Re: [Mesa3d-dev] Re: [Dri-devel] Mesa software blending

Raystonn Wed, 03 Apr 2002 04:31:46 -0800

> >  The only thing video
> > cards have today that is really better than the main processor is
massive
> > amounts of memory bandwidth.
>
> That is far from the truth - they have internal pipelining
> and parallelism.  Their use of silicon can be optimised to balance
> the performance of just one single algorithm.  You can never do that
> for a machine that also has to run an OS, word process and run
> spreadsheets.


Modern processors have internal pipelining and parallelism as well.  Most of
the processing power of today's CPUs go completely unused.  It is possible
to create optimized implementations using Single-Instruction-Multiple-Data
(SIMD) instructions of efficient algorithms.


> >  Since memory bandwidth is increasing rapidly,...
>
> It is?!?  Let's look at the facts:
>
> Since 1989, CPU speed has grown by a factor of 70.  Over the same
> period the memory bus has increased by a factor of maybe 6 or so.

We have gone from approximately 200MB/s of memory bandwidth (PC66 EDO RAM)
to over 3.2GB/s (dual 16-bit RDRAM channels) in the last 5 years.  We have
over 16 times the memory bandwidth available today than we did just 5 years
ago.  Available memory bandwidth has been growing more quickly than
processor clockspeed lately, and I do not foresee an end to this any time
soon.


> On the other hand, the graphics card can use heavily pipelined
> operations to guarantee that the memory bandwidth is 100% utilised

Overutilised in my opinion.  The amount of overdraw performed by today's
video cards on modern games and applications is incredible.  Immediate mode
rendering is an inefficient algorithm.  Video cards tend to have extremely
well optimized implementations of this inefficient algorithm.


> - and can use an arbitarily large amount of parallelism to improve
> throughput.  The main CPU can't do that because it's memory access
> patterns are not regular and it has little idea where the next byte
> has to be read from until it's too late.

Modern processors have a considerable amount of parallelism built in.  With
advanced prefetch and streaming SIMD instructions it is very possible to do
these types of operations in a modern processor.  It will, however, take
another couple of years to be able to render at great framerates and high
resolutions.

→ **Provided records**
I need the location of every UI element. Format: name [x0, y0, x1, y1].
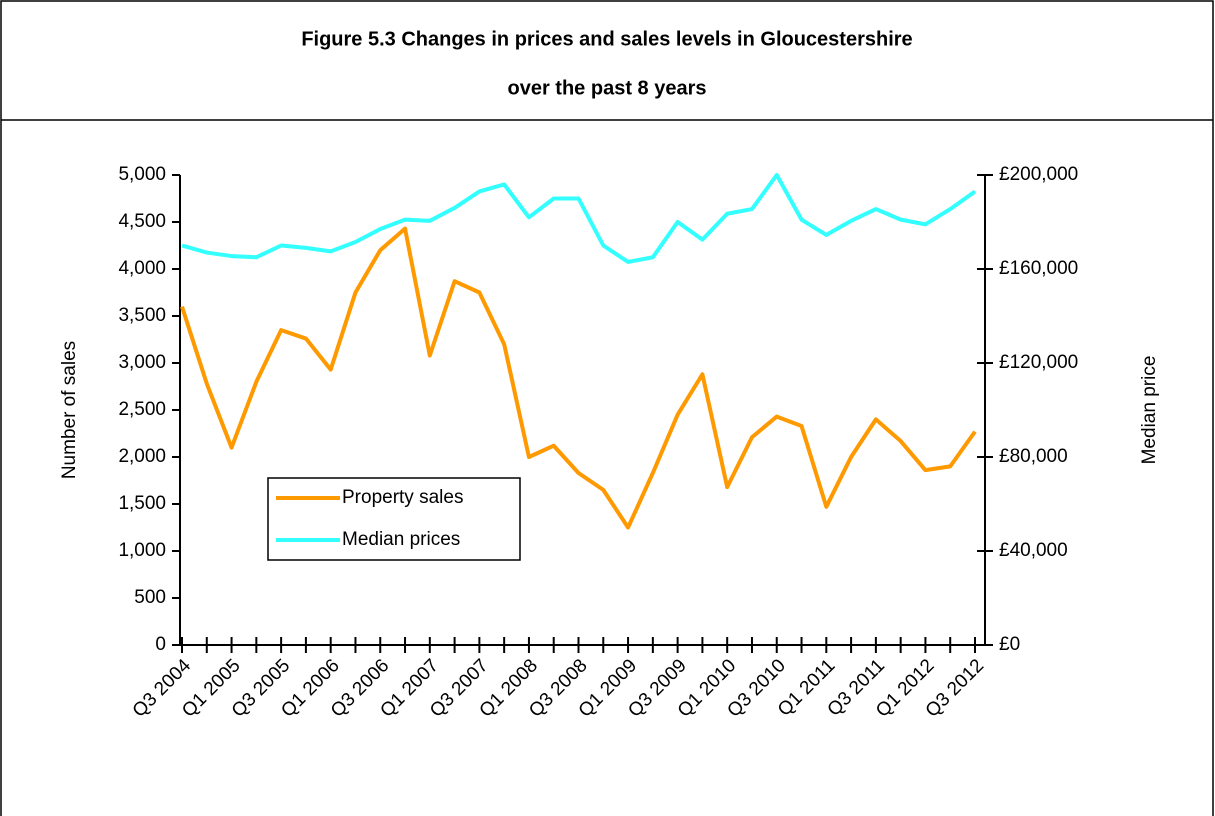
y2-tick-label: £0 — [999, 634, 1020, 655]
y-tick-label: 2,500 — [118, 399, 166, 420]
chart-title: over the past 8 years — [508, 77, 707, 99]
y-tick-label: 2,000 — [118, 446, 166, 467]
series-line — [181, 173, 977, 264]
y2-tick-label: £200,000 — [999, 164, 1078, 185]
chart-title: Figure 5.3 Changes in prices and sales l… — [301, 28, 912, 50]
y2-tick-label: £40,000 — [999, 540, 1068, 561]
y-tick-label: 0 — [155, 634, 166, 655]
y2-tick-label: £120,000 — [999, 352, 1078, 373]
legend-label: Property sales — [342, 487, 463, 508]
y-tick-label: 3,500 — [118, 305, 166, 326]
y-tick-label: 5,000 — [118, 164, 166, 185]
y-axis-label: Number of sales — [59, 341, 80, 479]
y2-tick-label: £160,000 — [999, 258, 1078, 279]
y2-tick-label: £80,000 — [999, 446, 1068, 467]
y-tick-label: 1,000 — [118, 540, 166, 561]
y-tick-label: 4,500 — [118, 211, 166, 232]
y2-axis-label: Median price — [1139, 356, 1160, 465]
legend-label: Median prices — [342, 529, 460, 550]
y-tick-label: 500 — [134, 587, 166, 608]
y-tick-label: 4,000 — [118, 258, 166, 279]
y-tick-label: 1,500 — [118, 493, 166, 514]
legend — [267, 477, 521, 561]
y-tick-label: 3,000 — [118, 352, 166, 373]
series-line — [180, 226, 977, 530]
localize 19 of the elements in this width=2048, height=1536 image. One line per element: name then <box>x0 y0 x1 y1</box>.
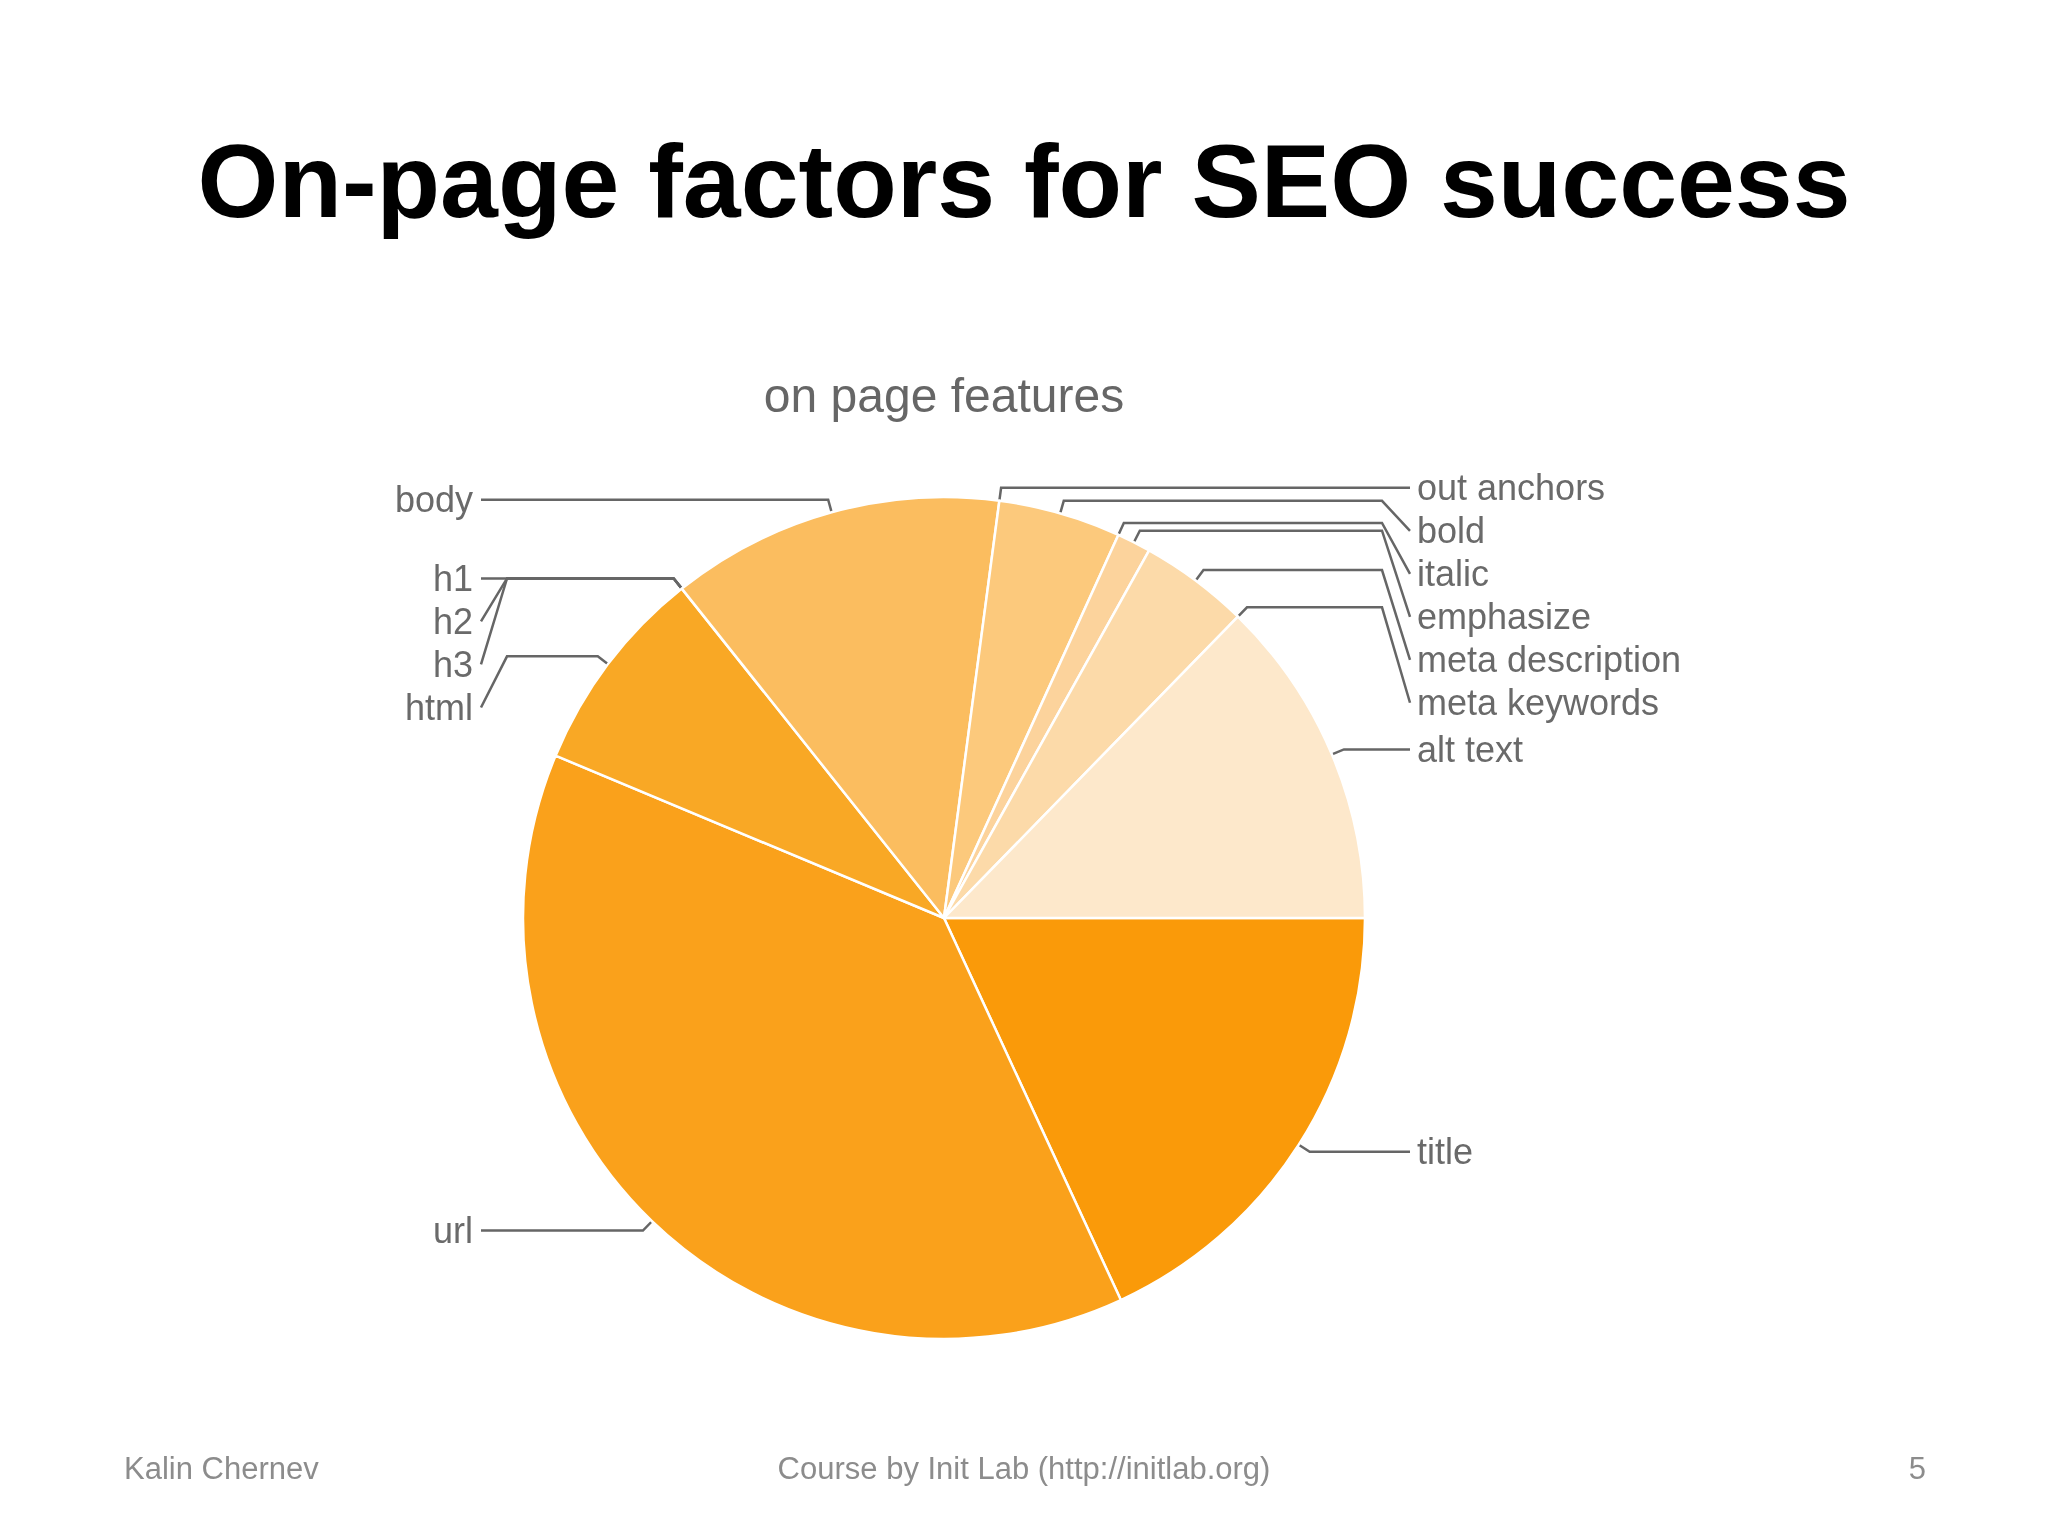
slice-label: bold <box>1417 510 1486 552</box>
category-label: out anchors <box>1417 467 1606 509</box>
category-label: h3 <box>432 643 473 685</box>
slice-label: url <box>432 1210 473 1252</box>
slice-label: body <box>394 479 473 521</box>
category-label: meta keywords <box>1417 682 1660 724</box>
text: Kalin Chernev <box>124 1450 320 1486</box>
text: 5 <box>1908 1450 1926 1486</box>
text: Course by Init Lab (http://initlab.org) <box>777 1450 1271 1486</box>
chart-title: On-page factors for SEO success <box>197 123 1851 239</box>
chart-subtitle: on page features <box>763 368 1125 422</box>
slice-label: meta description <box>1417 639 1682 681</box>
slice-label: html <box>404 686 473 728</box>
category-label: h1 <box>432 557 473 599</box>
slice-label: alt text <box>1417 728 1524 770</box>
category-label: h2 <box>432 600 473 642</box>
slice-label: emphasize <box>1417 596 1592 638</box>
category-label: italic <box>1417 553 1490 595</box>
slice-label: title <box>1417 1131 1474 1173</box>
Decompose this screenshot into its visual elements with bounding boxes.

→ **Work to complete**
a – Copy out the records verbatim, starting at the line that contains "slice-label: bold <box>1417" and ending with the last line of the records.
b – Continue the mailing-list reply comparing CPUs with video cards for rendering from its final sentence.

→ **Expected results**
a –
slice-label: bold <box>1417 510 1486 552</box>
category-label: out anchors <box>1417 467 1606 509</box>
category-label: h3 <box>432 643 473 685</box>
slice-label: url <box>432 1210 473 1252</box>
slice-label: body <box>394 479 473 521</box>
category-label: meta keywords <box>1417 682 1660 724</box>
text: Kalin Chernev <box>124 1450 320 1486</box>
text: 5 <box>1908 1450 1926 1486</box>
text: Course by Init Lab (http://initlab.org) <box>777 1450 1271 1486</box>
chart-title: On-page factors for SEO success <box>197 123 1851 239</box>
chart-subtitle: on page features <box>763 368 1125 422</box>
slice-label: meta description <box>1417 639 1682 681</box>
slice-label: html <box>404 686 473 728</box>
category-label: h1 <box>432 557 473 599</box>
slice-label: alt text <box>1417 728 1524 770</box>
category-label: h2 <box>432 600 473 642</box>
slice-label: emphasize <box>1417 596 1592 638</box>
category-label: italic <box>1417 553 1490 595</box>
slice-label: title <box>1417 1131 1474 1173</box>
Decompose this screenshot into its visual elements with bounding boxes.

b –
> You only have to look at the gap you are trying to bridge - a
> modern graphics card is *easily* 100 times faster at rendering
> sophisticated pixels (with pixel shaders, multiple textures and
> antialiasing) than the CPU.

They are limited in what they can do.  In order to allow more flexibility
they have recently introduced pixel shaders, which basically turns the video
card into a mini-CPU.  Modern processors can perform these features more
quickly and would allow an order of magnitude more flexibility in what can
be done.


> > A properly
> > implemented and optimized software version of a tile-based
"scene-capture"
> > renderer much like that used in Kyro could perform as well as the latest
> > video cards in a year or two.  This is what I am dabbling with at the
> > moment.
>
> I await this with interest - but 'scene capture' systems tend to be
> unusable with modern graphics API's...they can't run either OpenGL
> or Direct3D efficiently for arbitary input.  If there were to be
> some change in consumer needs that would result in 'scene capture'
> being a usable technique - then the graphics cards can easily take
> that on board and will *STILL* beat the heck out of doing it in
> the CPU.  Scene capture is also only feasible if the number of
> polygons being rendered is small and bounded - the trends are
> for modern graphics software to generate VAST numbers of polygons
> on-the-fly precisely so they don't have to be stored in slow old
> memory.

Kyro-based video cards perform quite well.  They are not quite up to the
level of nVidia's latest cards but this is new technology and is being
worked on by a relatively new company.  These cards do not require nearly as
much memory bandwidth as immediate-mode renderers, performing 0 overdraw.
They are more processing intensive rather than being bandwidth intensive.  I
see this as a more efficient algorithm.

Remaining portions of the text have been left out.